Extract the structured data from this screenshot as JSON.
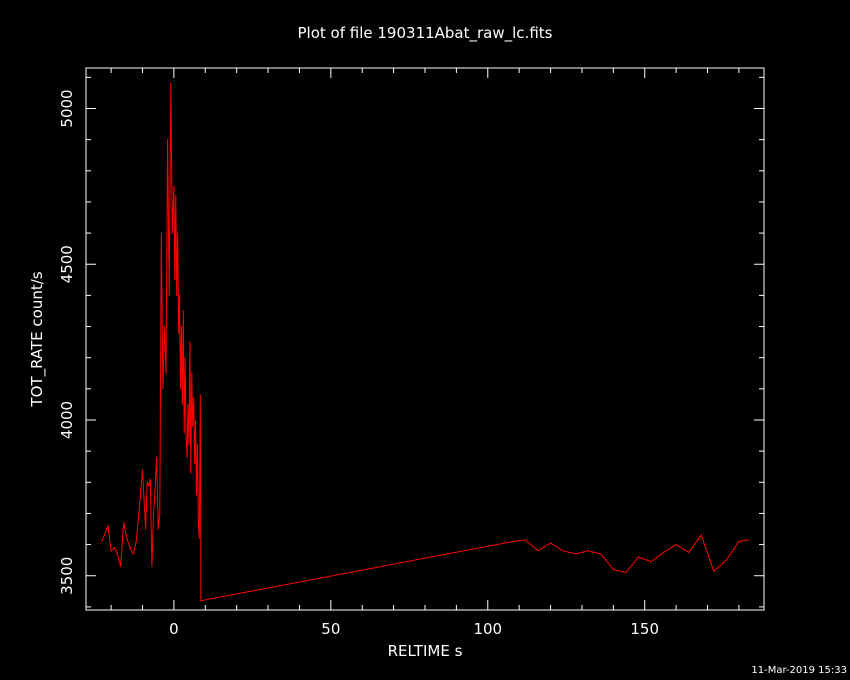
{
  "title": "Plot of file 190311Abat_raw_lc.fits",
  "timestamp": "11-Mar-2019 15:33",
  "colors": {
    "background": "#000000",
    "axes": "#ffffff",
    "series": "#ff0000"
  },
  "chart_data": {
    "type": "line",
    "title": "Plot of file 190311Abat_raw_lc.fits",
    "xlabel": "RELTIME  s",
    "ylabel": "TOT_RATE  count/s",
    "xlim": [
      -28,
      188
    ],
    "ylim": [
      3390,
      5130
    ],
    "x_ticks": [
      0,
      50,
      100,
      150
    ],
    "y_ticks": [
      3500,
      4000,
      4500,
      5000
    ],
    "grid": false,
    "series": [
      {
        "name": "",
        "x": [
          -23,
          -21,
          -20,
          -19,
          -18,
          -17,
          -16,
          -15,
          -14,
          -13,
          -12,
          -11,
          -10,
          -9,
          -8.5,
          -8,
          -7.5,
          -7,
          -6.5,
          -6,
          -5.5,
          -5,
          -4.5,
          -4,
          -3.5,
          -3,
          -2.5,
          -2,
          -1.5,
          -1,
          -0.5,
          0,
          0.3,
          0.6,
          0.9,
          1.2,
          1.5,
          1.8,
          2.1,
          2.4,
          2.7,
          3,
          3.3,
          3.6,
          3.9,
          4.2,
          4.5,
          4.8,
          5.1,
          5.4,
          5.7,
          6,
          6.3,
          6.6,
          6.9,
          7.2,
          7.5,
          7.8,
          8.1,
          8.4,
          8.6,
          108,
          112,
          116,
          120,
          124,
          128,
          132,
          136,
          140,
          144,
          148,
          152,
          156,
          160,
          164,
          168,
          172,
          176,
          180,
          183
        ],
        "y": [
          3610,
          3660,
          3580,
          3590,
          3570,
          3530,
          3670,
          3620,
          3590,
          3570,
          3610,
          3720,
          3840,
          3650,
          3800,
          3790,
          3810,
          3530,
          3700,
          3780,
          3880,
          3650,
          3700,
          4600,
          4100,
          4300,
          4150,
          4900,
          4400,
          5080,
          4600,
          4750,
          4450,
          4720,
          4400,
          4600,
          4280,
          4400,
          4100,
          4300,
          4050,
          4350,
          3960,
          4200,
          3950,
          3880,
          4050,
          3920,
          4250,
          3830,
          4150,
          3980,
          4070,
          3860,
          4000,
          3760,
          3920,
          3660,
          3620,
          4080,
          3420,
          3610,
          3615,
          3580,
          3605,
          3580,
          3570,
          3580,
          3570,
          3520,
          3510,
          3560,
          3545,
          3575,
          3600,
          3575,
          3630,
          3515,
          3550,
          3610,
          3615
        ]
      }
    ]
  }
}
=======
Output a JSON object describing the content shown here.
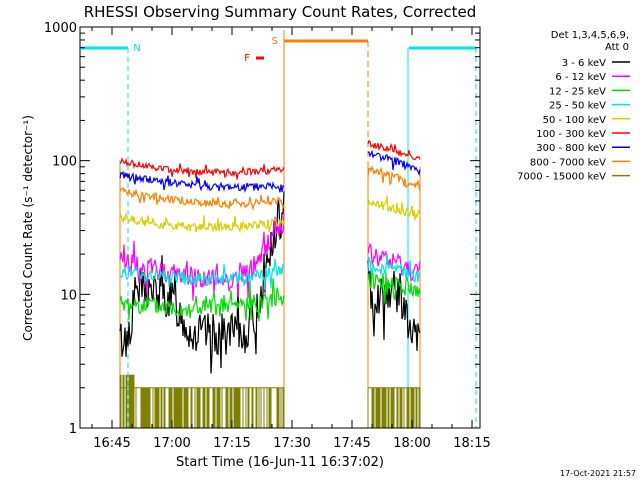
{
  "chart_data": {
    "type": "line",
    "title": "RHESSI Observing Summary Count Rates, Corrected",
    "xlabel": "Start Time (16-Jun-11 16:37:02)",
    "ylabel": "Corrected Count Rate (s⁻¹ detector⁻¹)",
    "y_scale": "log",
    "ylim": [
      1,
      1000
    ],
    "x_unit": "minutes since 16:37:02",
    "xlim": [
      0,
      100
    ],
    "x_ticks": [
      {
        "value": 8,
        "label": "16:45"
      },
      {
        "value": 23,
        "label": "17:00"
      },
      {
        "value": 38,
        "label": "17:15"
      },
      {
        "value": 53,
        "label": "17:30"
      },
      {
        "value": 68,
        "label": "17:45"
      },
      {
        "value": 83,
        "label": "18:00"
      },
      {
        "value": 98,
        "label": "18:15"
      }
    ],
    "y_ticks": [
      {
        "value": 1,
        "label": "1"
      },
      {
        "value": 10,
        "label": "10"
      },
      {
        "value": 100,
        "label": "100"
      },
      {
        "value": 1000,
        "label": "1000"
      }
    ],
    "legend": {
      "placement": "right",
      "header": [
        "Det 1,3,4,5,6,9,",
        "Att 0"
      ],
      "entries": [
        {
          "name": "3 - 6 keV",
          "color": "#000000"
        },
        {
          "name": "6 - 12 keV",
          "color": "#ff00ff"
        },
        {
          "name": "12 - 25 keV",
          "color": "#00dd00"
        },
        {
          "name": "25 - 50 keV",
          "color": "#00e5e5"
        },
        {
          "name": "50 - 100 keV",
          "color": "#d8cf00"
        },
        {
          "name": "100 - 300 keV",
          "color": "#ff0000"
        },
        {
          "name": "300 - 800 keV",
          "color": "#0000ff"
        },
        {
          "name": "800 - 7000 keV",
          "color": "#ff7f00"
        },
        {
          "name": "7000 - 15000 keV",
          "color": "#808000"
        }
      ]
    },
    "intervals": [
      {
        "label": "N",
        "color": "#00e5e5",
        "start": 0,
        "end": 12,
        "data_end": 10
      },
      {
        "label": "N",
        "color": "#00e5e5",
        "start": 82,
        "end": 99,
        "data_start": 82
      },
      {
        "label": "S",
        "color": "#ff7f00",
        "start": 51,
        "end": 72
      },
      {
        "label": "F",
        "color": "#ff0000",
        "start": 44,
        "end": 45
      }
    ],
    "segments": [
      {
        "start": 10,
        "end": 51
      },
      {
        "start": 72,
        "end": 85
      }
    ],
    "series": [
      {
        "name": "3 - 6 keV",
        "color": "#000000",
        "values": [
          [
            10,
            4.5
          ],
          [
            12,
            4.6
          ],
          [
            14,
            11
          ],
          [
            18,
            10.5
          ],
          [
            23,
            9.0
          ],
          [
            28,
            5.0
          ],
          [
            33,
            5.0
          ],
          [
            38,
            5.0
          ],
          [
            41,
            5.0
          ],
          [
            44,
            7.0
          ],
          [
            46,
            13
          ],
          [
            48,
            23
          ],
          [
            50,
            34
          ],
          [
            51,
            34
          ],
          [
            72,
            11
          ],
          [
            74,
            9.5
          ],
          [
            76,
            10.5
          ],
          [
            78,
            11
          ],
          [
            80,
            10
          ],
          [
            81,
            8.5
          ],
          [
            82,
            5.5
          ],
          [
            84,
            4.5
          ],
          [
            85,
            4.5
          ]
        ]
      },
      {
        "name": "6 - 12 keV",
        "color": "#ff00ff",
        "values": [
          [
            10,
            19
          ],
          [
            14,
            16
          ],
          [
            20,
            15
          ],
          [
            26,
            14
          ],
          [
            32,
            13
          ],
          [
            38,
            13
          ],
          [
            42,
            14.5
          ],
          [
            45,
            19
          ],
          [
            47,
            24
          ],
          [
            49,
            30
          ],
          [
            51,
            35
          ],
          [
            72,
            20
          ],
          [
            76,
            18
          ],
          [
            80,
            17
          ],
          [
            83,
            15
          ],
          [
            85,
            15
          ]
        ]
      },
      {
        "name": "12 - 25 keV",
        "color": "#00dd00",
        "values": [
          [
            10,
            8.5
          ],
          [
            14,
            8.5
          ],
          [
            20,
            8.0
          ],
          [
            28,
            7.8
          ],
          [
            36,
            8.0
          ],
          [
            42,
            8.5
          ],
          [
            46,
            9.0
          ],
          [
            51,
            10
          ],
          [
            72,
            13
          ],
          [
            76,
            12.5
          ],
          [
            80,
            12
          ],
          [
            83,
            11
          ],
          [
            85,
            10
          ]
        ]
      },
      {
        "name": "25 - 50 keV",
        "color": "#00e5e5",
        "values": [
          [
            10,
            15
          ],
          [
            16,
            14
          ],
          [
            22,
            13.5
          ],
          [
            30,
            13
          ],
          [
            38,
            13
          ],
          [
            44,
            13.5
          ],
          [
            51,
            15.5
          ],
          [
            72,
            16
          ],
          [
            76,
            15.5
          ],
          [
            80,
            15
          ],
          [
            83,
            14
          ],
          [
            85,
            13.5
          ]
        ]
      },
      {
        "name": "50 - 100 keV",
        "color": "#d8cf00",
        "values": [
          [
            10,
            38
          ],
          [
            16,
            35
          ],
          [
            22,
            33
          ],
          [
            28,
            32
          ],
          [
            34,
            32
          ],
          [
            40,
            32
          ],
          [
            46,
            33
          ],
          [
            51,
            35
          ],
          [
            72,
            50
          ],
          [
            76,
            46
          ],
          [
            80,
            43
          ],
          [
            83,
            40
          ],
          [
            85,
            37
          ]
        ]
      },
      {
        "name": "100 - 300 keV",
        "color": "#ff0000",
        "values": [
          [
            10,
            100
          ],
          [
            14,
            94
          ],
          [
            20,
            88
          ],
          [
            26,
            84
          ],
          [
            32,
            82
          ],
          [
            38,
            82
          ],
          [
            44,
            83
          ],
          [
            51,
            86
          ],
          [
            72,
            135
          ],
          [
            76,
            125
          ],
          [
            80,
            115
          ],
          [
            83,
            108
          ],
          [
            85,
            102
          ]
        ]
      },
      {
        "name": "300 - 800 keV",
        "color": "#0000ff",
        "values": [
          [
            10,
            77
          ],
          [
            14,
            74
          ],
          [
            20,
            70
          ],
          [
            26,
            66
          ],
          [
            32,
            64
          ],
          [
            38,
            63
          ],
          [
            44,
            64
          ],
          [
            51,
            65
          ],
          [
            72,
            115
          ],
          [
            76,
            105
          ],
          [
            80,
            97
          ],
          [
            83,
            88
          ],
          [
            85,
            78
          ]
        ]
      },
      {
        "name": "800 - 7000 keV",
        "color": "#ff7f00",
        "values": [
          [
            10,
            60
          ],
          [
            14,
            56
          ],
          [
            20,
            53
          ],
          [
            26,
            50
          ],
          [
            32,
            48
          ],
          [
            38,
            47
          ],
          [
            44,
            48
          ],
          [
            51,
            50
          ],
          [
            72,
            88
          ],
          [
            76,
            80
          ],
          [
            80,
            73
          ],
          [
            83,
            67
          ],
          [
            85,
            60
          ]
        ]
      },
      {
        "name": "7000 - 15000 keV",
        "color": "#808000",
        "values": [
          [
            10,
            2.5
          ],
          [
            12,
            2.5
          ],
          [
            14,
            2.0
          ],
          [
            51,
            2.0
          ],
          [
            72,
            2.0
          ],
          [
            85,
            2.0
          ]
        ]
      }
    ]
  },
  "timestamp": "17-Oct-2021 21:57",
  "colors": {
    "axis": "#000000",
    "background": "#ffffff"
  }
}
=======
* _Directions_: From the records given above, copy all lines containing "fits".

* _In response_:
  "title": "Plot of file 190311Abat_raw_lc.fits",
    "title": "Plot of file 190311Abat_raw_lc.fits",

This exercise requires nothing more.